== Segment start ==

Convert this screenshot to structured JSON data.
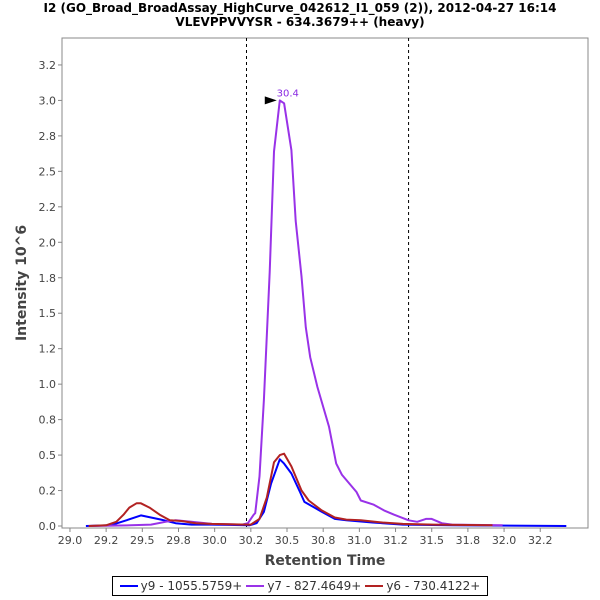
{
  "chart_data": {
    "type": "line",
    "title": "I2 (GO_Broad_BroadAssay_HighCurve_042612_I1_059 (2)), 2012-04-27 16:14",
    "subtitle": "VLEVPPVVYSR - 634.3679++ (heavy)",
    "xlabel": "Retention Time",
    "ylabel": "Intensity 10^6",
    "xlim": [
      28.945,
      32.58
    ],
    "ylim": [
      -0.014,
      3.44
    ],
    "xticks": [
      29.0,
      29.25,
      29.5,
      29.75,
      30.0,
      30.25,
      30.5,
      30.75,
      31.0,
      31.25,
      31.5,
      31.75,
      32.0,
      32.25
    ],
    "xtick_labels": [
      "29.0",
      "29.2",
      "29.5",
      "29.8",
      "30.0",
      "30.2",
      "30.5",
      "30.8",
      "31.0",
      "31.2",
      "31.5",
      "31.8",
      "32.0",
      "32.2"
    ],
    "yticks": [
      0,
      0.25,
      0.5,
      0.75,
      1.0,
      1.25,
      1.5,
      1.75,
      2.0,
      2.25,
      2.5,
      2.75,
      3.0,
      3.25
    ],
    "ytick_labels": [
      "0.0",
      "0.2",
      "0.5",
      "0.8",
      "1.0",
      "1.2",
      "1.5",
      "1.8",
      "2.0",
      "2.2",
      "2.5",
      "2.8",
      "3.0",
      "3.2"
    ],
    "grid": false,
    "legend_position": "bottom",
    "boundaries": [
      30.22,
      31.34
    ],
    "annotation": {
      "text": "30.4",
      "x": 30.45,
      "y": 3.0,
      "color": "#8a2be2"
    },
    "series": [
      {
        "name": "y9 - 1055.5759+",
        "color": "#0000ff",
        "x": [
          29.11,
          29.28,
          29.39,
          29.49,
          29.56,
          29.63,
          29.73,
          29.84,
          29.98,
          30.24,
          30.29,
          30.34,
          30.39,
          30.45,
          30.48,
          30.53,
          30.59,
          30.62,
          30.69,
          30.74,
          30.83,
          30.91,
          31.09,
          31.3,
          31.64,
          32.43
        ],
        "y": [
          0,
          0.005,
          0.04,
          0.075,
          0.06,
          0.045,
          0.02,
          0.01,
          0.01,
          0.005,
          0.02,
          0.1,
          0.3,
          0.47,
          0.44,
          0.37,
          0.24,
          0.17,
          0.13,
          0.1,
          0.05,
          0.04,
          0.025,
          0.01,
          0.005,
          0
        ]
      },
      {
        "name": "y7 - 827.4649+",
        "color": "#9932e8",
        "x": [
          29.13,
          29.42,
          29.56,
          29.66,
          29.73,
          29.84,
          29.98,
          30.19,
          30.23,
          30.27,
          30.28,
          30.31,
          30.34,
          30.38,
          30.41,
          30.45,
          30.48,
          30.53,
          30.56,
          30.6,
          30.63,
          30.66,
          30.71,
          30.79,
          30.84,
          30.88,
          30.98,
          31.01,
          31.1,
          31.17,
          31.24,
          31.34,
          31.4,
          31.46,
          31.5,
          31.57,
          31.64,
          31.99
        ],
        "y": [
          0,
          0.005,
          0.01,
          0.03,
          0.04,
          0.03,
          0.015,
          0.01,
          0.02,
          0.08,
          0.09,
          0.35,
          0.89,
          1.79,
          2.64,
          3.0,
          2.98,
          2.65,
          2.15,
          1.76,
          1.4,
          1.19,
          0.98,
          0.7,
          0.44,
          0.36,
          0.24,
          0.18,
          0.15,
          0.11,
          0.08,
          0.04,
          0.03,
          0.05,
          0.05,
          0.02,
          0.01,
          0.005
        ]
      },
      {
        "name": "y6 - 730.4122+",
        "color": "#b22222",
        "x": [
          29.13,
          29.25,
          29.32,
          29.37,
          29.41,
          29.46,
          29.49,
          29.55,
          29.62,
          29.69,
          29.77,
          29.87,
          29.98,
          30.22,
          30.25,
          30.31,
          30.36,
          30.41,
          30.45,
          30.48,
          30.53,
          30.6,
          30.65,
          30.74,
          30.83,
          30.91,
          31.01,
          31.16,
          31.3,
          31.51,
          31.92
        ],
        "y": [
          0,
          0.005,
          0.03,
          0.08,
          0.13,
          0.16,
          0.16,
          0.13,
          0.08,
          0.04,
          0.035,
          0.02,
          0.015,
          0.01,
          0.01,
          0.05,
          0.2,
          0.45,
          0.5,
          0.51,
          0.42,
          0.25,
          0.18,
          0.11,
          0.06,
          0.045,
          0.04,
          0.025,
          0.015,
          0.01,
          0.005
        ]
      }
    ]
  }
}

== Segment end ==

### [WORK ITEM]
One exact copy of the data, no pictures: write it out line for line.

### [WRITTEN SOLUTION]
Convert this screenshot to structured JSON data.
{
  "chart_data": {
    "type": "line",
    "title": "I2 (GO_Broad_BroadAssay_HighCurve_042612_I1_059 (2)), 2012-04-27 16:14",
    "subtitle": "VLEVPPVVYSR - 634.3679++ (heavy)",
    "xlabel": "Retention Time",
    "ylabel": "Intensity 10^6",
    "xlim": [
      28.945,
      32.58
    ],
    "ylim": [
      -0.014,
      3.44
    ],
    "xticks": [
      29.0,
      29.25,
      29.5,
      29.75,
      30.0,
      30.25,
      30.5,
      30.75,
      31.0,
      31.25,
      31.5,
      31.75,
      32.0,
      32.25
    ],
    "xtick_labels": [
      "29.0",
      "29.2",
      "29.5",
      "29.8",
      "30.0",
      "30.2",
      "30.5",
      "30.8",
      "31.0",
      "31.2",
      "31.5",
      "31.8",
      "32.0",
      "32.2"
    ],
    "yticks": [
      0,
      0.25,
      0.5,
      0.75,
      1.0,
      1.25,
      1.5,
      1.75,
      2.0,
      2.25,
      2.5,
      2.75,
      3.0,
      3.25
    ],
    "ytick_labels": [
      "0.0",
      "0.2",
      "0.5",
      "0.8",
      "1.0",
      "1.2",
      "1.5",
      "1.8",
      "2.0",
      "2.2",
      "2.5",
      "2.8",
      "3.0",
      "3.2"
    ],
    "grid": false,
    "legend_position": "bottom",
    "boundaries": [
      30.22,
      31.34
    ],
    "annotation": {
      "text": "30.4",
      "x": 30.45,
      "y": 3.0,
      "color": "#8a2be2"
    },
    "series": [
      {
        "name": "y9 - 1055.5759+",
        "color": "#0000ff",
        "x": [
          29.11,
          29.28,
          29.39,
          29.49,
          29.56,
          29.63,
          29.73,
          29.84,
          29.98,
          30.24,
          30.29,
          30.34,
          30.39,
          30.45,
          30.48,
          30.53,
          30.59,
          30.62,
          30.69,
          30.74,
          30.83,
          30.91,
          31.09,
          31.3,
          31.64,
          32.43
        ],
        "y": [
          0,
          0.005,
          0.04,
          0.075,
          0.06,
          0.045,
          0.02,
          0.01,
          0.01,
          0.005,
          0.02,
          0.1,
          0.3,
          0.47,
          0.44,
          0.37,
          0.24,
          0.17,
          0.13,
          0.1,
          0.05,
          0.04,
          0.025,
          0.01,
          0.005,
          0
        ]
      },
      {
        "name": "y7 - 827.4649+",
        "color": "#9932e8",
        "x": [
          29.13,
          29.42,
          29.56,
          29.66,
          29.73,
          29.84,
          29.98,
          30.19,
          30.23,
          30.27,
          30.28,
          30.31,
          30.34,
          30.38,
          30.41,
          30.45,
          30.48,
          30.53,
          30.56,
          30.6,
          30.63,
          30.66,
          30.71,
          30.79,
          30.84,
          30.88,
          30.98,
          31.01,
          31.1,
          31.17,
          31.24,
          31.34,
          31.4,
          31.46,
          31.5,
          31.57,
          31.64,
          31.99
        ],
        "y": [
          0,
          0.005,
          0.01,
          0.03,
          0.04,
          0.03,
          0.015,
          0.01,
          0.02,
          0.08,
          0.09,
          0.35,
          0.89,
          1.79,
          2.64,
          3.0,
          2.98,
          2.65,
          2.15,
          1.76,
          1.4,
          1.19,
          0.98,
          0.7,
          0.44,
          0.36,
          0.24,
          0.18,
          0.15,
          0.11,
          0.08,
          0.04,
          0.03,
          0.05,
          0.05,
          0.02,
          0.01,
          0.005
        ]
      },
      {
        "name": "y6 - 730.4122+",
        "color": "#b22222",
        "x": [
          29.13,
          29.25,
          29.32,
          29.37,
          29.41,
          29.46,
          29.49,
          29.55,
          29.62,
          29.69,
          29.77,
          29.87,
          29.98,
          30.22,
          30.25,
          30.31,
          30.36,
          30.41,
          30.45,
          30.48,
          30.53,
          30.6,
          30.65,
          30.74,
          30.83,
          30.91,
          31.01,
          31.16,
          31.3,
          31.51,
          31.92
        ],
        "y": [
          0,
          0.005,
          0.03,
          0.08,
          0.13,
          0.16,
          0.16,
          0.13,
          0.08,
          0.04,
          0.035,
          0.02,
          0.015,
          0.01,
          0.01,
          0.05,
          0.2,
          0.45,
          0.5,
          0.51,
          0.42,
          0.25,
          0.18,
          0.11,
          0.06,
          0.045,
          0.04,
          0.025,
          0.015,
          0.01,
          0.005
        ]
      }
    ]
  }
}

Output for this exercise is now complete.